(Stored data)
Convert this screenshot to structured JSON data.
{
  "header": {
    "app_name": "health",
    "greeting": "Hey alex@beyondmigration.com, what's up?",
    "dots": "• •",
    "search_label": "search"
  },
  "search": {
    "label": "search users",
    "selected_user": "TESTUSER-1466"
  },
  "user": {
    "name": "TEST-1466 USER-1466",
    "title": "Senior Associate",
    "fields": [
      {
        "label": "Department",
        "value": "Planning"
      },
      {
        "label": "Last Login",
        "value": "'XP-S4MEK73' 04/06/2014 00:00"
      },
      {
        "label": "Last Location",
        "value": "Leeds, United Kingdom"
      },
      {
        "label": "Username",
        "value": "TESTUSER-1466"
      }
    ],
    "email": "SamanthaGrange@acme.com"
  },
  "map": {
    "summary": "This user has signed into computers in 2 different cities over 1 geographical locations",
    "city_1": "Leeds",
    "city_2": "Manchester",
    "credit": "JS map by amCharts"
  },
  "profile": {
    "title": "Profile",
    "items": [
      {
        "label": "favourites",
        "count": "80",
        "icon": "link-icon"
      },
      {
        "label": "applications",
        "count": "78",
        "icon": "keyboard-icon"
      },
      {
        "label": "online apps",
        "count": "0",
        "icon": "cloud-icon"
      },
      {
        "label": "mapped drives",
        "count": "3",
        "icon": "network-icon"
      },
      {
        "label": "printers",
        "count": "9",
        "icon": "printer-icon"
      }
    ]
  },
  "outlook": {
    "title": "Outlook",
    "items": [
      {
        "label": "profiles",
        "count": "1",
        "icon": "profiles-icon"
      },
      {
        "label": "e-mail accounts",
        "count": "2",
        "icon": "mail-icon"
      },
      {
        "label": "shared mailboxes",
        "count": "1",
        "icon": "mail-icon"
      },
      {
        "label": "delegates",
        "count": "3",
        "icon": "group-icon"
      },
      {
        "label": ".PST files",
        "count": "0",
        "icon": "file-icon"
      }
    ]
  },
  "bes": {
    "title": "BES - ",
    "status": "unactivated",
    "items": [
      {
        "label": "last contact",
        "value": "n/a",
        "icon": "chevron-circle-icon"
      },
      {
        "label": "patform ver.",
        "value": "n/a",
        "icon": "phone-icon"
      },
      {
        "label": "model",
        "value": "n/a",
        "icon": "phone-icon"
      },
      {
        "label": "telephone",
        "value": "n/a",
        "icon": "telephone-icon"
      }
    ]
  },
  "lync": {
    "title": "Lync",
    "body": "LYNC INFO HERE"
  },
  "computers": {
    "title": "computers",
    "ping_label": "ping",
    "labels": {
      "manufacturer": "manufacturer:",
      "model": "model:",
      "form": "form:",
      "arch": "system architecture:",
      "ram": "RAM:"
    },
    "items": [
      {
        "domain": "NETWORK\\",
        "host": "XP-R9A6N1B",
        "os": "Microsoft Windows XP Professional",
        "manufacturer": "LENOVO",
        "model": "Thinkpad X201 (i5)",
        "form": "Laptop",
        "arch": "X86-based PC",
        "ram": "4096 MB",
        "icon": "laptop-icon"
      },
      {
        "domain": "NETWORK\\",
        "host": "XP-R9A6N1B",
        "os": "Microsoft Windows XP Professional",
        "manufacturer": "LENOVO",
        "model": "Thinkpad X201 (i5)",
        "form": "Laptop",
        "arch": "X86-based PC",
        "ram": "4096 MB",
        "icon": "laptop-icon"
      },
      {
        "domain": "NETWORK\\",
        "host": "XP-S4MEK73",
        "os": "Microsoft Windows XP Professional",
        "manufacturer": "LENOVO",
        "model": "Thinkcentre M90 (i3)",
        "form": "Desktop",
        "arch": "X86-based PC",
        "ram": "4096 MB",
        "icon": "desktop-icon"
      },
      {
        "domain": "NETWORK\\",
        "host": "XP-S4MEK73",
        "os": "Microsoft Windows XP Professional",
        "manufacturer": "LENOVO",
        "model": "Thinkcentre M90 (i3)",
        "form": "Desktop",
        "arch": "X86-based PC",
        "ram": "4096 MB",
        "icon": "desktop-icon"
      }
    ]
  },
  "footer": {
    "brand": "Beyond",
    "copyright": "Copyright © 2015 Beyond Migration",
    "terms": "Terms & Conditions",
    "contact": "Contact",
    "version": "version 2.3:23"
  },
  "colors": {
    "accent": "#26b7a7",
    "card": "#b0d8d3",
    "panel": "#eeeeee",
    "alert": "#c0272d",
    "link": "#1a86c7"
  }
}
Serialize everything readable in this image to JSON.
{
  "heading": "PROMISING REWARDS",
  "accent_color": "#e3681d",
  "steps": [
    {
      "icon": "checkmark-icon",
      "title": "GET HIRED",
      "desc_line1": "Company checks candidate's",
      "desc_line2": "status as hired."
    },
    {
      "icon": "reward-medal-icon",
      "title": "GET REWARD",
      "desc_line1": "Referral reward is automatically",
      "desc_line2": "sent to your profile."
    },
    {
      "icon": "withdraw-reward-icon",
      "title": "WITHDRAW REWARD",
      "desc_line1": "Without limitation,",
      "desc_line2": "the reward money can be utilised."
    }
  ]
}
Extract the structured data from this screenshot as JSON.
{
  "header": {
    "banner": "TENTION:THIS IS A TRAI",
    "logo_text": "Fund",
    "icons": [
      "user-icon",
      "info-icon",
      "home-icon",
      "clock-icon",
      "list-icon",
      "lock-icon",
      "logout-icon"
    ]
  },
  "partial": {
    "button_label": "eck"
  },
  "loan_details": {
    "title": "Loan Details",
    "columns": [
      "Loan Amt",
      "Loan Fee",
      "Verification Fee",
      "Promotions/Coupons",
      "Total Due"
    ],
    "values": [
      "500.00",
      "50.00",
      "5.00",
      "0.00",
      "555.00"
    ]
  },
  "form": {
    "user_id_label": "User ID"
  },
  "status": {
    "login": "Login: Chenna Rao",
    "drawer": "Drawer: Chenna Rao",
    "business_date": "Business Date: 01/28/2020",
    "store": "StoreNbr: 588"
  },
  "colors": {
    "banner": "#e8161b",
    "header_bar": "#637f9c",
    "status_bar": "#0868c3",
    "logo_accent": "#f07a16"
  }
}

Instructions for the task: Your answer should be a single number: the count of lines in the data that include the word "computers".

Exercise response: 3